**Material for the task:**
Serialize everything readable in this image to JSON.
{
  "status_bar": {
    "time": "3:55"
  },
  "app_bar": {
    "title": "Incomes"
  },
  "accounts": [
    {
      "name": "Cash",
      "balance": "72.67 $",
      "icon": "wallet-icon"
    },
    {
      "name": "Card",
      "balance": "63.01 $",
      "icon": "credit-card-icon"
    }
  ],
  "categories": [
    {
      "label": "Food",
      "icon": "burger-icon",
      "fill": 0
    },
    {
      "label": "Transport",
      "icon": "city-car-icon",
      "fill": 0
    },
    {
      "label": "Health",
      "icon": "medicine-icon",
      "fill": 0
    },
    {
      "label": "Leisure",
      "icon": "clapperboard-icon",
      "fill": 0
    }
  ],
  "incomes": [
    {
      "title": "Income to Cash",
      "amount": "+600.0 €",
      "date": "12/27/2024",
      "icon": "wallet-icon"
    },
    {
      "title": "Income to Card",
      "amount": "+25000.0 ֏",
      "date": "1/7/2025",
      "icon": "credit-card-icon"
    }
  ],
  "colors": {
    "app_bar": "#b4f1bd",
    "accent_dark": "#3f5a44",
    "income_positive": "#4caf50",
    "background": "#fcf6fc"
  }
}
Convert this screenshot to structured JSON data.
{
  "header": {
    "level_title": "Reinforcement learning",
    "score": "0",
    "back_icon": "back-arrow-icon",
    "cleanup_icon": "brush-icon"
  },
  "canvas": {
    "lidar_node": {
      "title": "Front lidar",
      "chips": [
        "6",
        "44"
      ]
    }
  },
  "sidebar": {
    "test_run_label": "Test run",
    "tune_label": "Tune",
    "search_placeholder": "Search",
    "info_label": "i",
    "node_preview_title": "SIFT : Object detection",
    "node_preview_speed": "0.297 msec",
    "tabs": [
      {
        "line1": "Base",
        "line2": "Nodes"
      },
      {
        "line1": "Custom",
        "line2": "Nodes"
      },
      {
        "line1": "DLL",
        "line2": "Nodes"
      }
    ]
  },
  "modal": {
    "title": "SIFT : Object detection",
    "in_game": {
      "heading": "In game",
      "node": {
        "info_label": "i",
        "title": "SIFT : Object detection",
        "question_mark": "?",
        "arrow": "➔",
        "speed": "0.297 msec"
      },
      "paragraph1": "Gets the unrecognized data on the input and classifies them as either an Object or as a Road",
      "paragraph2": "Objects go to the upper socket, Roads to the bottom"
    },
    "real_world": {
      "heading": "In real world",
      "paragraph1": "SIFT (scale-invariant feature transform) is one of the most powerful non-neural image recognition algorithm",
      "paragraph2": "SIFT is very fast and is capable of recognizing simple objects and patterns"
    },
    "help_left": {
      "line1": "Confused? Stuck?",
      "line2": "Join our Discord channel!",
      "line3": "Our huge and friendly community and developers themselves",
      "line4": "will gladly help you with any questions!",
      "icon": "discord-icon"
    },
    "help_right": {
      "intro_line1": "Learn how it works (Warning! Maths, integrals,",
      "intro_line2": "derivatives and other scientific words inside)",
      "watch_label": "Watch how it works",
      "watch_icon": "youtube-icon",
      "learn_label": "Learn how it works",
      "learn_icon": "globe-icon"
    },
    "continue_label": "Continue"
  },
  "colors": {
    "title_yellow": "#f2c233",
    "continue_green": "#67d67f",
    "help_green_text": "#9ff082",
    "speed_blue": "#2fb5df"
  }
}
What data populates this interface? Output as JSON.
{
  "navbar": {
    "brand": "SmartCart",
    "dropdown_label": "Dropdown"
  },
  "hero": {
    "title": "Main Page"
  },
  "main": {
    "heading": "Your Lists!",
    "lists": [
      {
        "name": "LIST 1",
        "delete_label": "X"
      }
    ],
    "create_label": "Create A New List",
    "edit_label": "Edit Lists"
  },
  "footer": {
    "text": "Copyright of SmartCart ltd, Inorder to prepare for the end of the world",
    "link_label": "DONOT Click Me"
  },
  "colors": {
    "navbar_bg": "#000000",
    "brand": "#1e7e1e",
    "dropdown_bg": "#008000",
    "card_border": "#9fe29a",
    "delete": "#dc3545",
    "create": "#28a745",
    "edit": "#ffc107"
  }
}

**Task instructions:** Transcribe exactly, and only, the lines from the one bearing "What data populates" through the last line of the entries, counting both.

**Answer to this problem:**
What data populates this interface? Output as JSON.
{
  "navbar": {
    "brand": "SmartCart",
    "dropdown_label": "Dropdown"
  },
  "hero": {
    "title": "Main Page"
  },
  "main": {
    "heading": "Your Lists!",
    "lists": [
      {
        "name": "LIST 1",
        "delete_label": "X"
      }
    ],
    "create_label": "Create A New List",
    "edit_label": "Edit Lists"
  },
  "footer": {
    "text": "Copyright of SmartCart ltd, Inorder to prepare for the end of the world",
    "link_label": "DONOT Click Me"
  },
  "colors": {
    "navbar_bg": "#000000",
    "brand": "#1e7e1e",
    "dropdown_bg": "#008000",
    "card_border": "#9fe29a",
    "delete": "#dc3545",
    "create": "#28a745",
    "edit": "#ffc107"
  }
}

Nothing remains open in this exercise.